_Exercise_
Give only a count of the lines that include the string "directors".

::: The data

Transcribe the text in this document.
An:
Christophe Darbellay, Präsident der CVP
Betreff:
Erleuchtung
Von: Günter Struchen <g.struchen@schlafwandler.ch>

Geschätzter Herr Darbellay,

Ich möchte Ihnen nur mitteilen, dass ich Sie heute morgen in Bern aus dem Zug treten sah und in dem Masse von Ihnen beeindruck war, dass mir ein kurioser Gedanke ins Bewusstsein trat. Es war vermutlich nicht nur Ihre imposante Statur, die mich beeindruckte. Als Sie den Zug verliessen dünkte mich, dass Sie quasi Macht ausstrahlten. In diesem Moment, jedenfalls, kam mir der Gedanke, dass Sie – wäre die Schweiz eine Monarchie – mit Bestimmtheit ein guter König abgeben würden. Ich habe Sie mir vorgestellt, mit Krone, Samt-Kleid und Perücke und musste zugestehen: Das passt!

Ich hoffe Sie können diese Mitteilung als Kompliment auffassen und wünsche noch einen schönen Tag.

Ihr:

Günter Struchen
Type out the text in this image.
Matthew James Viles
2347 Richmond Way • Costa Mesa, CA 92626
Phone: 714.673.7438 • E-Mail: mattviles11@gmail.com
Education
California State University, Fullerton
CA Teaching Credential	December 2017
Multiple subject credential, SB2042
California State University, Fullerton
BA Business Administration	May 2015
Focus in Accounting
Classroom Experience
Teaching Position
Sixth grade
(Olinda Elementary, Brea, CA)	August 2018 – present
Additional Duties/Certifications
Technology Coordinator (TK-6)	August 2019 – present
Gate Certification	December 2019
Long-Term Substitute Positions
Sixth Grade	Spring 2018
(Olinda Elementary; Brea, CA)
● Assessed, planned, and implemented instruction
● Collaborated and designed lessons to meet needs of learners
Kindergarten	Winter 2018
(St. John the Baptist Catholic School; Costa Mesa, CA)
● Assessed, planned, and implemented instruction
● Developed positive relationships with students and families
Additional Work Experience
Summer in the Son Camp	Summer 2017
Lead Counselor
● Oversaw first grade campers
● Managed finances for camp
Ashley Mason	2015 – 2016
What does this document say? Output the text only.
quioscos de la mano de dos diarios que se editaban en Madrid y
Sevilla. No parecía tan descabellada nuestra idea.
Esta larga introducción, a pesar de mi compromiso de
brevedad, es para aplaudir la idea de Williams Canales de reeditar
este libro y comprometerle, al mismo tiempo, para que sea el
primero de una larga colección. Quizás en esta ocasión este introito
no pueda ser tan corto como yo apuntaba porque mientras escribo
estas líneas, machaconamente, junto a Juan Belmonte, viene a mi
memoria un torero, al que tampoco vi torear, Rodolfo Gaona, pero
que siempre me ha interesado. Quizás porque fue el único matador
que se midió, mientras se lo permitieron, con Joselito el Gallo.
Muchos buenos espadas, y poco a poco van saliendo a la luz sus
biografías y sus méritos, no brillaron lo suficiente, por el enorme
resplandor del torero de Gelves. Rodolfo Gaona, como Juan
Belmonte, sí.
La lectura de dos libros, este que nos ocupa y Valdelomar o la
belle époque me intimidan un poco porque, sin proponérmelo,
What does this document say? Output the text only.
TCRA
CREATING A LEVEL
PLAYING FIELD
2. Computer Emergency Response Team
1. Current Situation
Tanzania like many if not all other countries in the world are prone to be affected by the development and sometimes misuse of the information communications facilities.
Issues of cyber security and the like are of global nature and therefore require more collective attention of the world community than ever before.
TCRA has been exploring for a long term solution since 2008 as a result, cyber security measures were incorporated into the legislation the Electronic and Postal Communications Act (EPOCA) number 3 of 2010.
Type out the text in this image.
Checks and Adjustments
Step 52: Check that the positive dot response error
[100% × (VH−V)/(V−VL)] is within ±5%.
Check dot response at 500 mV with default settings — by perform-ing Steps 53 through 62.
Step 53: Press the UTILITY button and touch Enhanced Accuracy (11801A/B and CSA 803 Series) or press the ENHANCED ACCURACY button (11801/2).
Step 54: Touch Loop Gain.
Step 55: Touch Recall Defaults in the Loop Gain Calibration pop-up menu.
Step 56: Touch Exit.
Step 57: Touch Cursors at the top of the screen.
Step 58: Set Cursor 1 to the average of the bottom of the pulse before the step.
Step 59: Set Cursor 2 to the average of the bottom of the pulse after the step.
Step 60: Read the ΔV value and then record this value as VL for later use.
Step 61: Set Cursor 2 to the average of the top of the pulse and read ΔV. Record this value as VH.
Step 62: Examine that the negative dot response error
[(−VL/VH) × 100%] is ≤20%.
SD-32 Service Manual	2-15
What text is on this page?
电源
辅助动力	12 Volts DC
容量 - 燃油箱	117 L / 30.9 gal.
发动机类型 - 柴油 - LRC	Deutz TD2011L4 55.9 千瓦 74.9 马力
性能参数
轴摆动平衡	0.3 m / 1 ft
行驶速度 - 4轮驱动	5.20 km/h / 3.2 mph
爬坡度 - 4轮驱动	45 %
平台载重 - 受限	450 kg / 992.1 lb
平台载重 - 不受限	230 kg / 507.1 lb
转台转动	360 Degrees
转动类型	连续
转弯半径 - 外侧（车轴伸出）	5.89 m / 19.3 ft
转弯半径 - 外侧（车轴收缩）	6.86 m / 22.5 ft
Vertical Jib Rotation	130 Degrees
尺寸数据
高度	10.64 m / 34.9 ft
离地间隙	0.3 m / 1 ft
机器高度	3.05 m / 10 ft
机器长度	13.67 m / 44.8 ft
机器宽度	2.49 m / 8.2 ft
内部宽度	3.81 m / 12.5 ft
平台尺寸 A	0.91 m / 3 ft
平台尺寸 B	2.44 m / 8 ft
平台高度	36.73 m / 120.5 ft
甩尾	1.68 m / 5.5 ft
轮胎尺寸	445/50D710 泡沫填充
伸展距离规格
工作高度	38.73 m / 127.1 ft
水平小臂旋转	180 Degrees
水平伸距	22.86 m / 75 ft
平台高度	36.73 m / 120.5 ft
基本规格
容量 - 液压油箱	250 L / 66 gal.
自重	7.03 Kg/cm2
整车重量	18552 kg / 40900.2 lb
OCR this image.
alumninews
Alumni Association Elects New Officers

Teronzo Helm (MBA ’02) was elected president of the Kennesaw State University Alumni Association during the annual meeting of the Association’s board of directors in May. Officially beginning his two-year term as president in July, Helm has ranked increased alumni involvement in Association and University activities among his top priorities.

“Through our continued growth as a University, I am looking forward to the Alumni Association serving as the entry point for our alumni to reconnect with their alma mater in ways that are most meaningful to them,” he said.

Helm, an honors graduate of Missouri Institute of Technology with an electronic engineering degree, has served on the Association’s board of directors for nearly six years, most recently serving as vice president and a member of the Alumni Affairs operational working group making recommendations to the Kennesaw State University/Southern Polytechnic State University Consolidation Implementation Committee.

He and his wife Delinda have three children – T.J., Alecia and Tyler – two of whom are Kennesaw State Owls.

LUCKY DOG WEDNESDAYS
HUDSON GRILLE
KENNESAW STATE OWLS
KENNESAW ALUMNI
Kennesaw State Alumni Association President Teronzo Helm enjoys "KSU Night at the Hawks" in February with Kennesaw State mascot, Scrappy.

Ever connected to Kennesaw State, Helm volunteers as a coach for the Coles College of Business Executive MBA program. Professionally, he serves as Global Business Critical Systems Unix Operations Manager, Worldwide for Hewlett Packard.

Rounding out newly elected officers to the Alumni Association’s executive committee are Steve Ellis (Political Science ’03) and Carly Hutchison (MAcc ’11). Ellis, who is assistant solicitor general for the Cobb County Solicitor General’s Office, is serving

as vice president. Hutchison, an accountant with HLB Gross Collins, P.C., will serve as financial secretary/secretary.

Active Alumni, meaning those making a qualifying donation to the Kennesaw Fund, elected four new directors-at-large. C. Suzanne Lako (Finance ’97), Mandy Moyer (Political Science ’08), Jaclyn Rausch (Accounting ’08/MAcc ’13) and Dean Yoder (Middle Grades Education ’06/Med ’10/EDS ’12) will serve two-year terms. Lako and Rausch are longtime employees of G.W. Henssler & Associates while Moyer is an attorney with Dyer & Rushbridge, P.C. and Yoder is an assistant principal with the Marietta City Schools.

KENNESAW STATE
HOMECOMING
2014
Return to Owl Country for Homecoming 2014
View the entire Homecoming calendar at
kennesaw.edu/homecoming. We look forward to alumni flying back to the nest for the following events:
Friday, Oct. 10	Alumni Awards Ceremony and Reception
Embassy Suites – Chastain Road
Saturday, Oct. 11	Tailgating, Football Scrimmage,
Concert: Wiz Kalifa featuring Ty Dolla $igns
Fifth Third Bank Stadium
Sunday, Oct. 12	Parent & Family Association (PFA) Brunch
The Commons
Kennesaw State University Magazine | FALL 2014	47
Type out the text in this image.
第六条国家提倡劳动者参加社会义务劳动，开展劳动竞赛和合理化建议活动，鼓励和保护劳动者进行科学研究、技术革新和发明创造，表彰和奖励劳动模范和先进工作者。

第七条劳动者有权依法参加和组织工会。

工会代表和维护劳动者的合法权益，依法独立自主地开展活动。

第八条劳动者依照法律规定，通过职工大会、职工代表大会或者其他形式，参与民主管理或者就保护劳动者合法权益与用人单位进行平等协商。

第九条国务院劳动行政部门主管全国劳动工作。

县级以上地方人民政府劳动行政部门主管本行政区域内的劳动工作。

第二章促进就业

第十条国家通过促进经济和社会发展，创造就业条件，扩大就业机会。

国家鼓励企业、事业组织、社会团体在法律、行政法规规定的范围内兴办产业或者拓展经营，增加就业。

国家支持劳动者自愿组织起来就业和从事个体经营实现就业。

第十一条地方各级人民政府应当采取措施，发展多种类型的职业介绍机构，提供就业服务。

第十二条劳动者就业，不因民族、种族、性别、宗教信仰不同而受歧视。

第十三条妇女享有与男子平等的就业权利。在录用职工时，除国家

::::::

_Final result_
3